STATED GOAL = A faithful transcription of all the data is required.

>>

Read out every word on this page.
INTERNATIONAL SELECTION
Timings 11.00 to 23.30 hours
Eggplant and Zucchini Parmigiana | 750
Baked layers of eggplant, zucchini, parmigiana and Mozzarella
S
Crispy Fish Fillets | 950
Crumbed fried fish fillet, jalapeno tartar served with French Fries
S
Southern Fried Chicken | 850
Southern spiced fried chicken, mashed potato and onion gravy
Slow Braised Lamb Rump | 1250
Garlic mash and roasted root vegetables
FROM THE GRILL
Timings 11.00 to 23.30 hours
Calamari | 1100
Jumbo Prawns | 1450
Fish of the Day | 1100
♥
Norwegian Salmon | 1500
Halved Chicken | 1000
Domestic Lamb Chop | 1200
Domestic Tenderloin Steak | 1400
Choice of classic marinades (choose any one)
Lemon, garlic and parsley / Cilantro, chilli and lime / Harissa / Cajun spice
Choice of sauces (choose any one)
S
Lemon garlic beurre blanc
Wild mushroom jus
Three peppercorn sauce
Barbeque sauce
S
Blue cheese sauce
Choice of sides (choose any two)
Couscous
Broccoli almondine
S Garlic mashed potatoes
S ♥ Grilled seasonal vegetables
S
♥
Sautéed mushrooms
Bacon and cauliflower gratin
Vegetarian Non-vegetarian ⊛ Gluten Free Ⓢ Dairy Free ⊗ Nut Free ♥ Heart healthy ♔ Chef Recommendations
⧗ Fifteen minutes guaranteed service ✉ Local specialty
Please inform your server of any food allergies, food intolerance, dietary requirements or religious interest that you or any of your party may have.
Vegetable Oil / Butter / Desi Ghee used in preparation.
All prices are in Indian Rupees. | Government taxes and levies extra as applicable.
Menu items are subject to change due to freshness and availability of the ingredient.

<<

COMPLETE OUTPUT =
Read out every word on this page.
INTERNATIONAL SELECTION
Timings 11.00 to 23.30 hours
Eggplant and Zucchini Parmigiana | 750
Baked layers of eggplant, zucchini, parmigiana and Mozzarella
S
Crispy Fish Fillets | 950
Crumbed fried fish fillet, jalapeno tartar served with French Fries
S
Southern Fried Chicken | 850
Southern spiced fried chicken, mashed potato and onion gravy
Slow Braised Lamb Rump | 1250
Garlic mash and roasted root vegetables
FROM THE GRILL
Timings 11.00 to 23.30 hours
Calamari | 1100
Jumbo Prawns | 1450
Fish of the Day | 1100
♥
Norwegian Salmon | 1500
Halved Chicken | 1000
Domestic Lamb Chop | 1200
Domestic Tenderloin Steak | 1400
Choice of classic marinades (choose any one)
Lemon, garlic and parsley / Cilantro, chilli and lime / Harissa / Cajun spice
Choice of sauces (choose any one)
S
Lemon garlic beurre blanc
Wild mushroom jus
Three peppercorn sauce
Barbeque sauce
S
Blue cheese sauce
Choice of sides (choose any two)
Couscous
Broccoli almondine
S Garlic mashed potatoes
S ♥ Grilled seasonal vegetables
S
♥
Sautéed mushrooms
Bacon and cauliflower gratin
Vegetarian Non-vegetarian ⊛ Gluten Free Ⓢ Dairy Free ⊗ Nut Free ♥ Heart healthy ♔ Chef Recommendations
⧗ Fifteen minutes guaranteed service ✉ Local specialty
Please inform your server of any food allergies, food intolerance, dietary requirements or religious interest that you or any of your party may have.
Vegetable Oil / Butter / Desi Ghee used in preparation.
All prices are in Indian Rupees. | Government taxes and levies extra as applicable.
Menu items are subject to change due to freshness and availability of the ingredient.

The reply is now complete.